• _Description of the task_
Gather up every line from the entries below that uses the word "weighed".

[Dataset rows]

○ ○ ○ ○

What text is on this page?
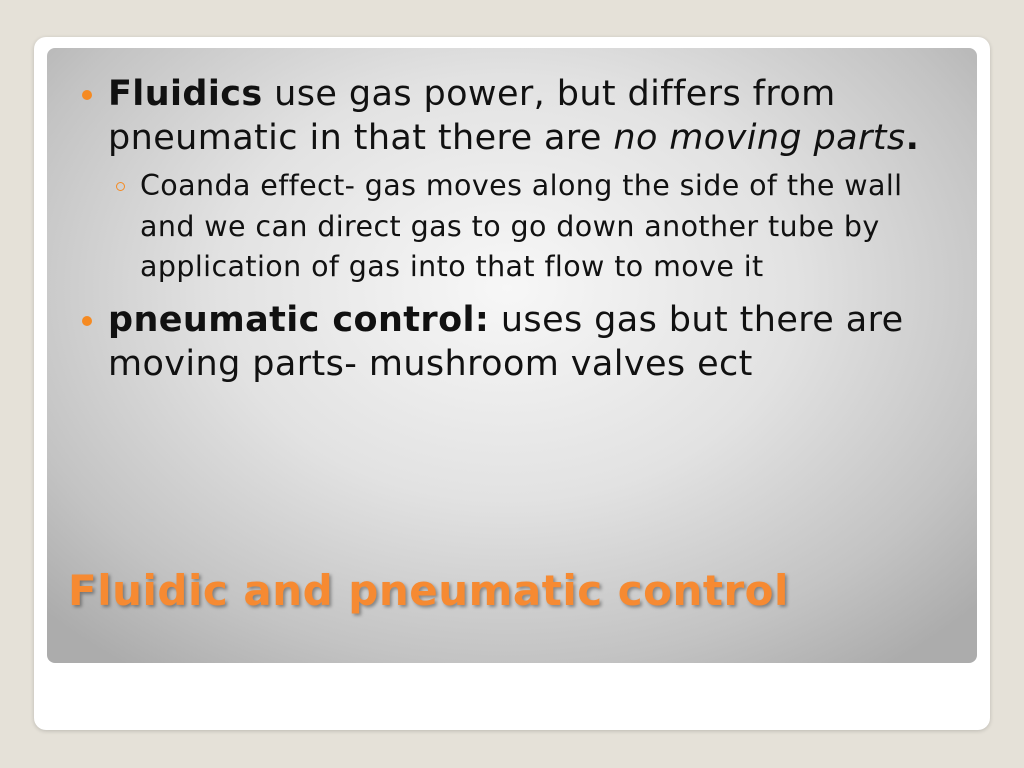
Fluidics use gas power, but differs from pneumatic in that there are no moving parts.
Coanda effect- gas moves along the side of the wall and we can direct gas to go down another tube by application of gas into that flow to move it
pneumatic control: uses gas but there are moving parts- mushroom valves ect
Fluidic and pneumatic control
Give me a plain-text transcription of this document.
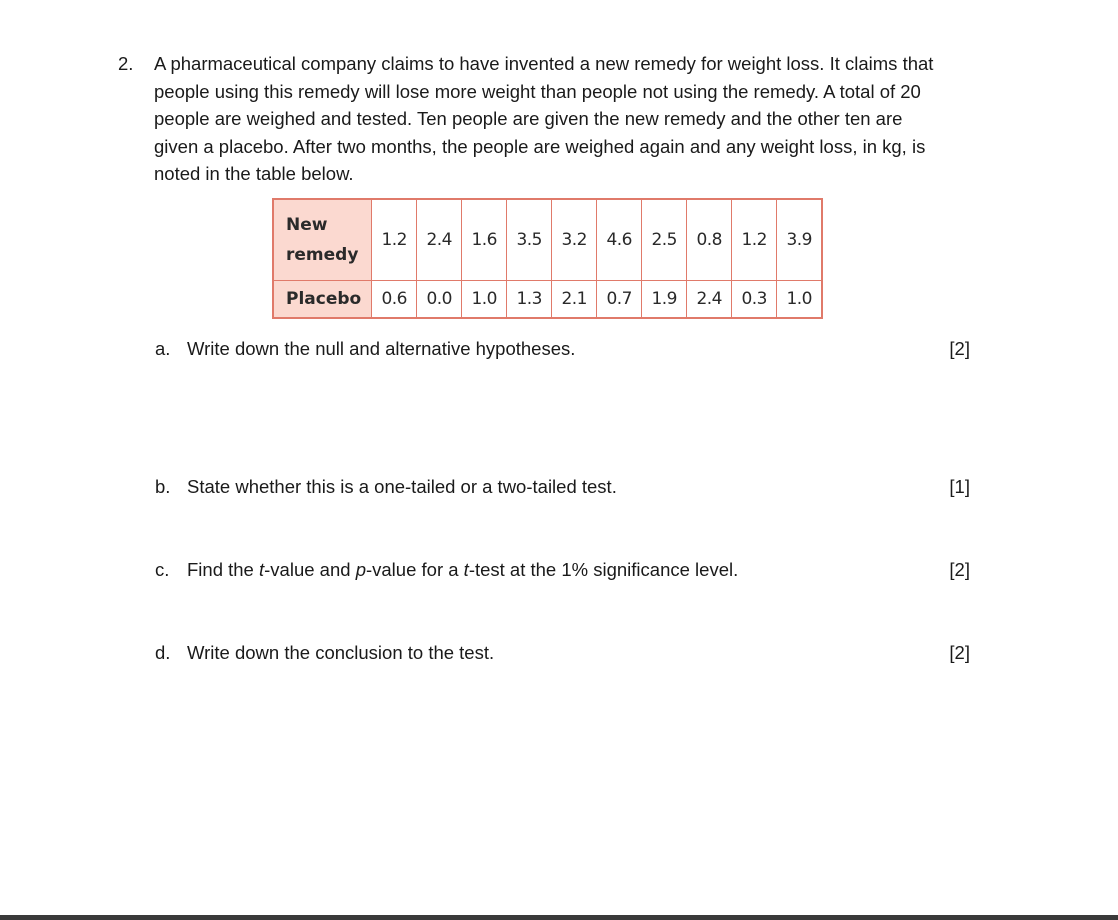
2. A pharmaceutical company claims to have invented a new remedy for weight loss. It claims that
people using this remedy will lose more weight than people not using the remedy. A total of 20
people are weighed and tested. Ten people are given the new remedy and the other ten are
given a placebo. After two months, the people are weighed again and any weight loss, in kg, is
noted in the table below.
New
remedy	1.2	2.4	1.6	3.5	3.2	4.6	2.5	0.8	1.2	3.9
Placebo	0.6	0.0	1.0	1.3	2.1	0.7	1.9	2.4	0.3	1.0
a. Write down the null and alternative hypotheses.	[2]
b. State whether this is a one-tailed or a two-tailed test.	[1]
c. Find the t-value and p-value for a t-test at the 1% significance level.	[2]
d. Write down the conclusion to the test.	[2]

○ ○ ○ ○

• _Answer to the task_
people are weighed and tested. Ten people are given the new remedy and the other ten are
given a placebo. After two months, the people are weighed again and any weight loss, in kg, is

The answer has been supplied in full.